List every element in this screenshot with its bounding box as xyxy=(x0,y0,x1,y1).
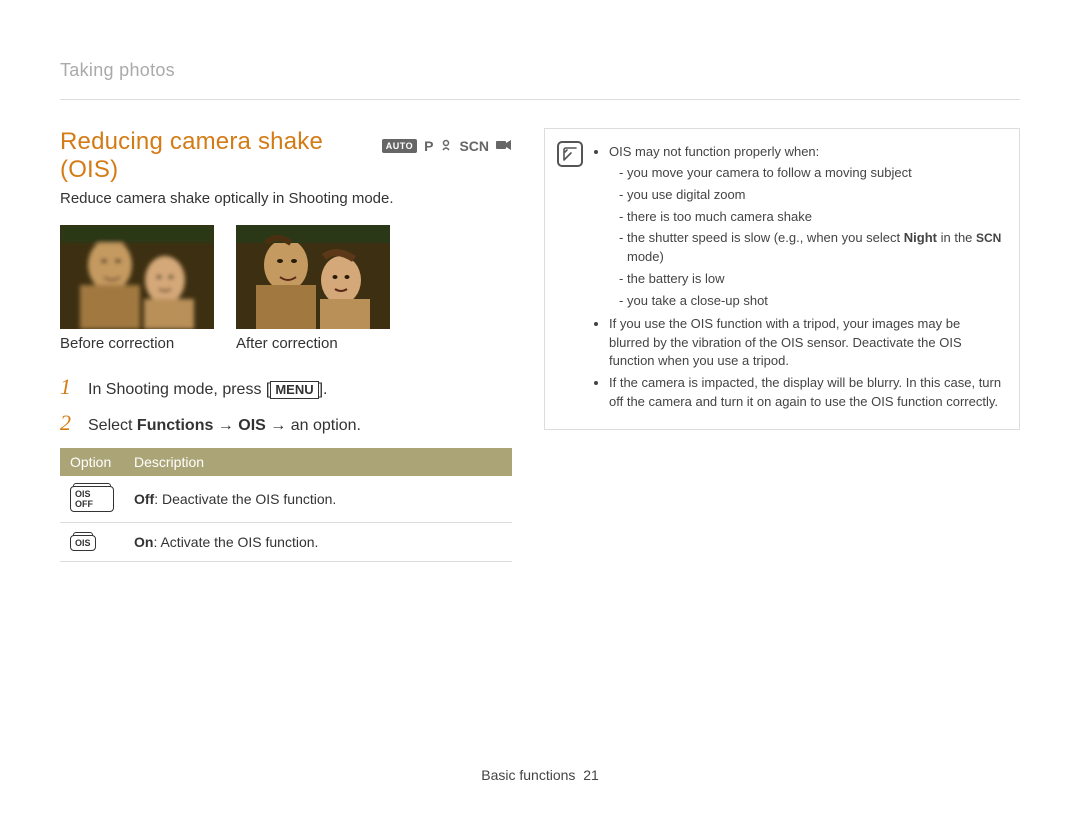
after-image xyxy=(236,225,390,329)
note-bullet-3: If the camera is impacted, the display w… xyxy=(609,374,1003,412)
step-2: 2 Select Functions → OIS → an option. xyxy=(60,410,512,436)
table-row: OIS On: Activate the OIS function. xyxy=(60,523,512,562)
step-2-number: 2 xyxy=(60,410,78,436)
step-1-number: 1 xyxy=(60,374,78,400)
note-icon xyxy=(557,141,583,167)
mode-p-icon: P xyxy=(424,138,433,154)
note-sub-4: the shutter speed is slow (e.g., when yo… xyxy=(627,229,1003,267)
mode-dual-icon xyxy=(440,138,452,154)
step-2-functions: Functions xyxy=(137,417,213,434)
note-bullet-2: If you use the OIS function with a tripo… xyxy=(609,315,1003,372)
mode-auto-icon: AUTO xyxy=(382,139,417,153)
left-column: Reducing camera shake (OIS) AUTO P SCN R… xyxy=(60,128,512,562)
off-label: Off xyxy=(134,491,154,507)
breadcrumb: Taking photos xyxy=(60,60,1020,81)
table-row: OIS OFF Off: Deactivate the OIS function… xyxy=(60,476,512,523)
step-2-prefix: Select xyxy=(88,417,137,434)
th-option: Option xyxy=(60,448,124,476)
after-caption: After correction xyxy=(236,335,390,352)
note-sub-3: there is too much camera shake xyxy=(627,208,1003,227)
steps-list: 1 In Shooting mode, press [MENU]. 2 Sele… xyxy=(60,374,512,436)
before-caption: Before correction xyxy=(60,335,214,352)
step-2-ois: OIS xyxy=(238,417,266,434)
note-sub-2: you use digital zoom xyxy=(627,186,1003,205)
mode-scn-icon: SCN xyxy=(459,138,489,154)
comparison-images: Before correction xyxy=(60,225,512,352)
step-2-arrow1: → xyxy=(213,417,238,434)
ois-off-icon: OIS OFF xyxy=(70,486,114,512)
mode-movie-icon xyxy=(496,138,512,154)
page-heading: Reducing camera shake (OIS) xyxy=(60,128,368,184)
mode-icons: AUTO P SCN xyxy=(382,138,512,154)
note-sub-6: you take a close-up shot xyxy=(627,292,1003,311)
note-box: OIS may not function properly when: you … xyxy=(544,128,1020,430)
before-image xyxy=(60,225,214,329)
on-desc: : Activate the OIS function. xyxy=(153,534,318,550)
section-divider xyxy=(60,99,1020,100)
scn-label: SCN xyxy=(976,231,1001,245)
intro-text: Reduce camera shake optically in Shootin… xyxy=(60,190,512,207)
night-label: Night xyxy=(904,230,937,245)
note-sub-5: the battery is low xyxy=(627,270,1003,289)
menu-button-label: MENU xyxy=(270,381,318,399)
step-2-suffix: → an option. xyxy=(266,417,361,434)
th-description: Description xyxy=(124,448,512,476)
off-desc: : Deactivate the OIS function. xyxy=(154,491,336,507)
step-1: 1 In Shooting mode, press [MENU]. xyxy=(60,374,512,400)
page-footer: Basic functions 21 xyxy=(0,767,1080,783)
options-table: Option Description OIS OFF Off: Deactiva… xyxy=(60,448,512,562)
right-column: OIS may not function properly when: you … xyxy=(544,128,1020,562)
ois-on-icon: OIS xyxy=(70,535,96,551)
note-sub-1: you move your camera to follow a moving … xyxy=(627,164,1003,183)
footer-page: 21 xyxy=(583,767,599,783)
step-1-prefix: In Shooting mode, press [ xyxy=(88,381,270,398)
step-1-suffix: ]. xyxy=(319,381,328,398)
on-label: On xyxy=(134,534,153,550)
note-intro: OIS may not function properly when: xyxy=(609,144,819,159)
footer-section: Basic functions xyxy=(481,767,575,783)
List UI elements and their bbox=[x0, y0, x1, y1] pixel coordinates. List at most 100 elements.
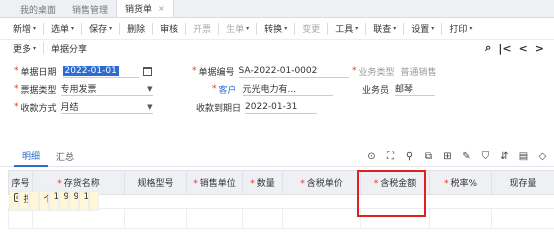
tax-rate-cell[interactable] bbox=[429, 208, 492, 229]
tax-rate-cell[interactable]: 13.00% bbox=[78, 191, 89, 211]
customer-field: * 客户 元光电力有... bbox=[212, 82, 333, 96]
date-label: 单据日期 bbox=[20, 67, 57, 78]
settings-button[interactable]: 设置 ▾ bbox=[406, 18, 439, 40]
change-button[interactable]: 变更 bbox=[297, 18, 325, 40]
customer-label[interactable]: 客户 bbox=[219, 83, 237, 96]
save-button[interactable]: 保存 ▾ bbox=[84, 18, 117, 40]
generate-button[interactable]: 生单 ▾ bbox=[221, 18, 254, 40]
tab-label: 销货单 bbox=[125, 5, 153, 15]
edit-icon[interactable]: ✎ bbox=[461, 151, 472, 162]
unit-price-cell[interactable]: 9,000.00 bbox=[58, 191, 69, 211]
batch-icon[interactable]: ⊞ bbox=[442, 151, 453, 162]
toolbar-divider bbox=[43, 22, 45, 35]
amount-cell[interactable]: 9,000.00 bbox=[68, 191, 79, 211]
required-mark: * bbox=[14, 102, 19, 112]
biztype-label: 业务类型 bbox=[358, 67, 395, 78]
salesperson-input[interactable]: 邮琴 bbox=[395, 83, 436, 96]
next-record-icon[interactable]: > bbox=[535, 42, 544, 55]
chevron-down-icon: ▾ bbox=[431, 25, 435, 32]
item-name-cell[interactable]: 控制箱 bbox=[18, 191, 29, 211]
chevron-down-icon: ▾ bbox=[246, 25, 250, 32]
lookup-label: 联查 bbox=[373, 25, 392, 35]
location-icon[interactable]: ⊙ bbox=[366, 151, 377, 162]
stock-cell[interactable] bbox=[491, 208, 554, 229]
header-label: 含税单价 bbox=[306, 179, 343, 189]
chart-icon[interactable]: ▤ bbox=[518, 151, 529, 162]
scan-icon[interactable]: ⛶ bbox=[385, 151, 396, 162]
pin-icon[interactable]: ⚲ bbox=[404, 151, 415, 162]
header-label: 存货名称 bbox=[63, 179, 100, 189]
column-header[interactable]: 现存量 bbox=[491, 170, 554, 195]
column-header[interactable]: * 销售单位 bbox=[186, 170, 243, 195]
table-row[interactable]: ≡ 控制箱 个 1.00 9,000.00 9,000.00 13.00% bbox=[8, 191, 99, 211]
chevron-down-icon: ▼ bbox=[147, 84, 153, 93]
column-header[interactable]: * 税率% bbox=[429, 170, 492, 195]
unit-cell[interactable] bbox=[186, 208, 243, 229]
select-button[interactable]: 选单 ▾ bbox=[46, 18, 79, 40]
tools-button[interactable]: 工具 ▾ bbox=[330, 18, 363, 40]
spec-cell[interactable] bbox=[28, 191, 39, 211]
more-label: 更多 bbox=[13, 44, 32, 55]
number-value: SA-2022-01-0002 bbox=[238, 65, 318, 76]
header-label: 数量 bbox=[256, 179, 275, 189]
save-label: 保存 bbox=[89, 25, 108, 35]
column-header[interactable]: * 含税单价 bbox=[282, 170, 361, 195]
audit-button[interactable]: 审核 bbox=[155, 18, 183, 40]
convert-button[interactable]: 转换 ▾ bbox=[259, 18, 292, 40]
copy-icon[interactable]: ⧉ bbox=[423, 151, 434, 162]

————————

> [Written instruction]: Copy the listing above line for line without changing anything, but leave out the pictures.

> [Task output]:
List every element in this screenshot with its bounding box as xyxy=(x0,y0,x1,y1).
after-image xyxy=(236,225,390,329)
note-bullet-3: If the camera is impacted, the display w… xyxy=(609,374,1003,412)
step-2: 2 Select Functions → OIS → an option. xyxy=(60,410,512,436)
table-row: OIS On: Activate the OIS function. xyxy=(60,523,512,562)
step-2-number: 2 xyxy=(60,410,78,436)
step-1-number: 1 xyxy=(60,374,78,400)
note-icon xyxy=(557,141,583,167)
mode-p-icon: P xyxy=(424,138,433,154)
note-sub-4: the shutter speed is slow (e.g., when yo… xyxy=(627,229,1003,267)
mode-dual-icon xyxy=(440,138,452,154)
step-2-functions: Functions xyxy=(137,417,213,434)
note-bullet-2: If you use the OIS function with a tripo… xyxy=(609,315,1003,372)
mode-auto-icon: AUTO xyxy=(382,139,417,153)
left-column: Reducing camera shake (OIS) AUTO P SCN R… xyxy=(60,128,512,562)
off-label: Off xyxy=(134,491,154,507)
breadcrumb: Taking photos xyxy=(60,60,1020,81)
table-row: OIS OFF Off: Deactivate the OIS function… xyxy=(60,476,512,523)
step-2-prefix: Select xyxy=(88,417,137,434)
th-option: Option xyxy=(60,448,124,476)
after-caption: After correction xyxy=(236,335,390,352)
note-sub-3: there is too much camera shake xyxy=(627,208,1003,227)
steps-list: 1 In Shooting mode, press [MENU]. 2 Sele… xyxy=(60,374,512,436)
before-caption: Before correction xyxy=(60,335,214,352)
step-2-ois: OIS xyxy=(238,417,266,434)
note-sub-2: you use digital zoom xyxy=(627,186,1003,205)
mode-scn-icon: SCN xyxy=(459,138,489,154)
comparison-images: Before correction xyxy=(60,225,512,352)
step-2-arrow1: → xyxy=(213,417,238,434)
ois-off-icon: OIS OFF xyxy=(70,486,114,512)
mode-movie-icon xyxy=(496,138,512,154)
page-heading: Reducing camera shake (OIS) xyxy=(60,128,368,184)
mode-icons: AUTO P SCN xyxy=(382,138,512,154)
note-sub-6: you take a close-up shot xyxy=(627,292,1003,311)
note-box: OIS may not function properly when: you … xyxy=(544,128,1020,430)
before-image xyxy=(60,225,214,329)
on-desc: : Activate the OIS function. xyxy=(153,534,318,550)
section-divider xyxy=(60,99,1020,100)
scn-label: SCN xyxy=(976,231,1001,245)
intro-text: Reduce camera shake optically in Shootin… xyxy=(60,190,512,207)
night-label: Night xyxy=(904,230,937,245)
note-sub-5: the battery is low xyxy=(627,270,1003,289)
menu-button-label: MENU xyxy=(270,381,318,399)
step-2-suffix: → an option. xyxy=(266,417,361,434)
th-description: Description xyxy=(124,448,512,476)
off-desc: : Deactivate the OIS function. xyxy=(154,491,336,507)
step-1: 1 In Shooting mode, press [MENU]. xyxy=(60,374,512,400)
page-footer: Basic functions 21 xyxy=(0,767,1080,783)
options-table: Option Description OIS OFF Off: Deactiva… xyxy=(60,448,512,562)
right-column: OIS may not function properly when: you … xyxy=(544,128,1020,562)
ois-on-icon: OIS xyxy=(70,535,96,551)
note-sub-1: you move your camera to follow a moving … xyxy=(627,164,1003,183)
footer-page: 21 xyxy=(583,767,599,783)
step-1-prefix: In Shooting mode, press [ xyxy=(88,381,270,398)
step-1-suffix: ]. xyxy=(319,381,328,398)
on-label: On xyxy=(134,534,153,550)
note-intro: OIS may not function properly when: xyxy=(609,144,819,159)
footer-section: Basic functions xyxy=(481,767,575,783)
List UI elements and their bbox=[x0, y0, x1, y1] pixel coordinates. List at most 100 elements.
tax-rate-cell[interactable] bbox=[429, 208, 492, 229]
tax-rate-cell[interactable]: 13.00% bbox=[78, 191, 89, 211]
customer-field: * 客户 元光电力有... bbox=[212, 82, 333, 96]
date-label: 单据日期 bbox=[20, 67, 57, 78]
settings-button[interactable]: 设置 ▾ bbox=[406, 18, 439, 40]
change-button[interactable]: 变更 bbox=[297, 18, 325, 40]
customer-label[interactable]: 客户 bbox=[219, 83, 237, 96]
save-button[interactable]: 保存 ▾ bbox=[84, 18, 117, 40]
generate-button[interactable]: 生单 ▾ bbox=[221, 18, 254, 40]
tab-label: 销货单 bbox=[125, 5, 153, 15]
edit-icon[interactable]: ✎ bbox=[461, 151, 472, 162]
unit-price-cell[interactable]: 9,000.00 bbox=[58, 191, 69, 211]
batch-icon[interactable]: ⊞ bbox=[442, 151, 453, 162]
toolbar-divider bbox=[43, 22, 45, 35]
amount-cell[interactable]: 9,000.00 bbox=[68, 191, 79, 211]
required-mark: * bbox=[14, 102, 19, 112]
biztype-label: 业务类型 bbox=[358, 67, 395, 78]
salesperson-input[interactable]: 邮琴 bbox=[395, 83, 436, 96]
next-record-icon[interactable]: > bbox=[535, 42, 544, 55]
chevron-down-icon: ▾ bbox=[431, 25, 435, 32]
item-name-cell[interactable]: 控制箱 bbox=[18, 191, 29, 211]
chevron-down-icon: ▾ bbox=[246, 25, 250, 32]
lookup-label: 联查 bbox=[373, 25, 392, 35]
location-icon[interactable]: ⊙ bbox=[366, 151, 377, 162]
stock-cell[interactable] bbox=[491, 208, 554, 229]
header-label: 含税单价 bbox=[306, 179, 343, 189]
chart-icon[interactable]: ▤ bbox=[518, 151, 529, 162]
scan-icon[interactable]: ⛶ bbox=[385, 151, 396, 162]
pin-icon[interactable]: ⚲ bbox=[404, 151, 415, 162]
header-label: 存货名称 bbox=[63, 179, 100, 189]
column-header[interactable]: 现存量 bbox=[491, 170, 554, 195]
column-header[interactable]: * 销售单位 bbox=[186, 170, 243, 195]
table-row[interactable]: ≡ 控制箱 个 1.00 9,000.00 9,000.00 13.00% bbox=[8, 191, 99, 211]
chevron-down-icon: ▼ bbox=[147, 84, 153, 93]
column-header[interactable]: * 税率% bbox=[429, 170, 492, 195]
unit-cell[interactable] bbox=[186, 208, 243, 229]
select-button[interactable]: 选单 ▾ bbox=[46, 18, 79, 40]
tools-button[interactable]: 工具 ▾ bbox=[330, 18, 363, 40]
spec-cell[interactable] bbox=[28, 191, 39, 211]
more-label: 更多 bbox=[13, 44, 32, 55]
number-value: SA-2022-01-0002 bbox=[238, 65, 318, 76]
header-label: 数量 bbox=[256, 179, 275, 189]
save-label: 保存 bbox=[89, 25, 108, 35]
column-header[interactable]: * 含税单价 bbox=[282, 170, 361, 195]
audit-button[interactable]: 审核 bbox=[155, 18, 183, 40]
convert-button[interactable]: 转换 ▾ bbox=[259, 18, 292, 40]
copy-icon[interactable]: ⧉ bbox=[423, 151, 434, 162]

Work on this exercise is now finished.